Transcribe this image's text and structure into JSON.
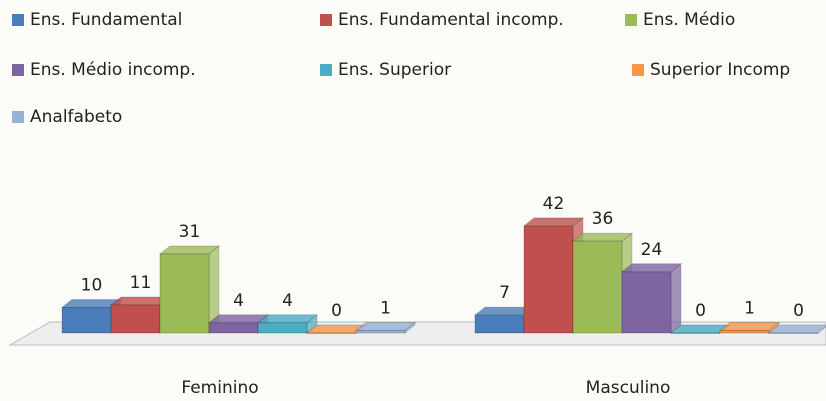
{
  "chart_data": {
    "type": "bar3d",
    "categories": [
      "Feminino",
      "Masculino"
    ],
    "series": [
      {
        "name": "Ens. Fundamental",
        "color": "#4a7ebb",
        "values": [
          10,
          7
        ]
      },
      {
        "name": "Ens. Fundamental  incomp.",
        "color": "#c0504d",
        "values": [
          11,
          42
        ]
      },
      {
        "name": "Ens. Médio",
        "color": "#9bbb59",
        "values": [
          31,
          36
        ]
      },
      {
        "name": "Ens. Médio incomp.",
        "color": "#7f64a2",
        "values": [
          4,
          24
        ]
      },
      {
        "name": "Ens. Superior",
        "color": "#4bacc6",
        "values": [
          4,
          0
        ]
      },
      {
        "name": "Superior Incomp",
        "color": "#f79646",
        "values": [
          0,
          1
        ]
      },
      {
        "name": "Analfabeto",
        "color": "#95b3d7",
        "values": [
          1,
          0
        ]
      }
    ]
  }
}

--

**WHAT TO PRODUCE:** Using the records above, list each line that includes "Fundamental".

**REPLY:**
        "name": "Ens. Fundamental",
        "name": "Ens. Fundamental  incomp.",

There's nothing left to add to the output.